* _Direction_
Reproduce all records verbatim.

Stored data entries:
+ + +
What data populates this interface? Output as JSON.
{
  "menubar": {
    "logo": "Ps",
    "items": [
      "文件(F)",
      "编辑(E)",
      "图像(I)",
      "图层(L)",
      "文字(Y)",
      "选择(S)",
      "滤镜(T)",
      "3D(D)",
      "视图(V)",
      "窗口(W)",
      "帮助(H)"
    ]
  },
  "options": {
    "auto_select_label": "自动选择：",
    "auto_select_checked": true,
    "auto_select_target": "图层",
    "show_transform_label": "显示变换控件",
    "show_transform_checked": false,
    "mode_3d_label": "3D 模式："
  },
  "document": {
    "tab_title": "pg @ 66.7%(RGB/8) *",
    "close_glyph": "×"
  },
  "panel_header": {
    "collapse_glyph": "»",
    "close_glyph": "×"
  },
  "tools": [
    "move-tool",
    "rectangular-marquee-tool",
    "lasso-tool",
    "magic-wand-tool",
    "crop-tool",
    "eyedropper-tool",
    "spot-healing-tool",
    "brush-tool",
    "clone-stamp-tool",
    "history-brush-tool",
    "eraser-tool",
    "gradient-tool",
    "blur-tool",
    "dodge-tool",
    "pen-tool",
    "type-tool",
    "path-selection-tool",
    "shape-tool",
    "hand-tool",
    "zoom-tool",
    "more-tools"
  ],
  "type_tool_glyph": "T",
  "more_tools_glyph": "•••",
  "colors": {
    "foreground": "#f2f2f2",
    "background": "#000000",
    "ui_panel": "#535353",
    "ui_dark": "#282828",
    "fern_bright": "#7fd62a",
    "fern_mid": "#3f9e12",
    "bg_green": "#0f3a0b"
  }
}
+ + +
* _Task output_
What data populates this interface? Output as JSON.
{
  "menubar": {
    "logo": "Ps",
    "items": [
      "文件(F)",
      "编辑(E)",
      "图像(I)",
      "图层(L)",
      "文字(Y)",
      "选择(S)",
      "滤镜(T)",
      "3D(D)",
      "视图(V)",
      "窗口(W)",
      "帮助(H)"
    ]
  },
  "options": {
    "auto_select_label": "自动选择：",
    "auto_select_checked": true,
    "auto_select_target": "图层",
    "show_transform_label": "显示变换控件",
    "show_transform_checked": false,
    "mode_3d_label": "3D 模式："
  },
  "document": {
    "tab_title": "pg @ 66.7%(RGB/8) *",
    "close_glyph": "×"
  },
  "panel_header": {
    "collapse_glyph": "»",
    "close_glyph": "×"
  },
  "tools": [
    "move-tool",
    "rectangular-marquee-tool",
    "lasso-tool",
    "magic-wand-tool",
    "crop-tool",
    "eyedropper-tool",
    "spot-healing-tool",
    "brush-tool",
    "clone-stamp-tool",
    "history-brush-tool",
    "eraser-tool",
    "gradient-tool",
    "blur-tool",
    "dodge-tool",
    "pen-tool",
    "type-tool",
    "path-selection-tool",
    "shape-tool",
    "hand-tool",
    "zoom-tool",
    "more-tools"
  ],
  "type_tool_glyph": "T",
  "more_tools_glyph": "•••",
  "colors": {
    "foreground": "#f2f2f2",
    "background": "#000000",
    "ui_panel": "#535353",
    "ui_dark": "#282828",
    "fern_bright": "#7fd62a",
    "fern_mid": "#3f9e12",
    "bg_green": "#0f3a0b"
  }
}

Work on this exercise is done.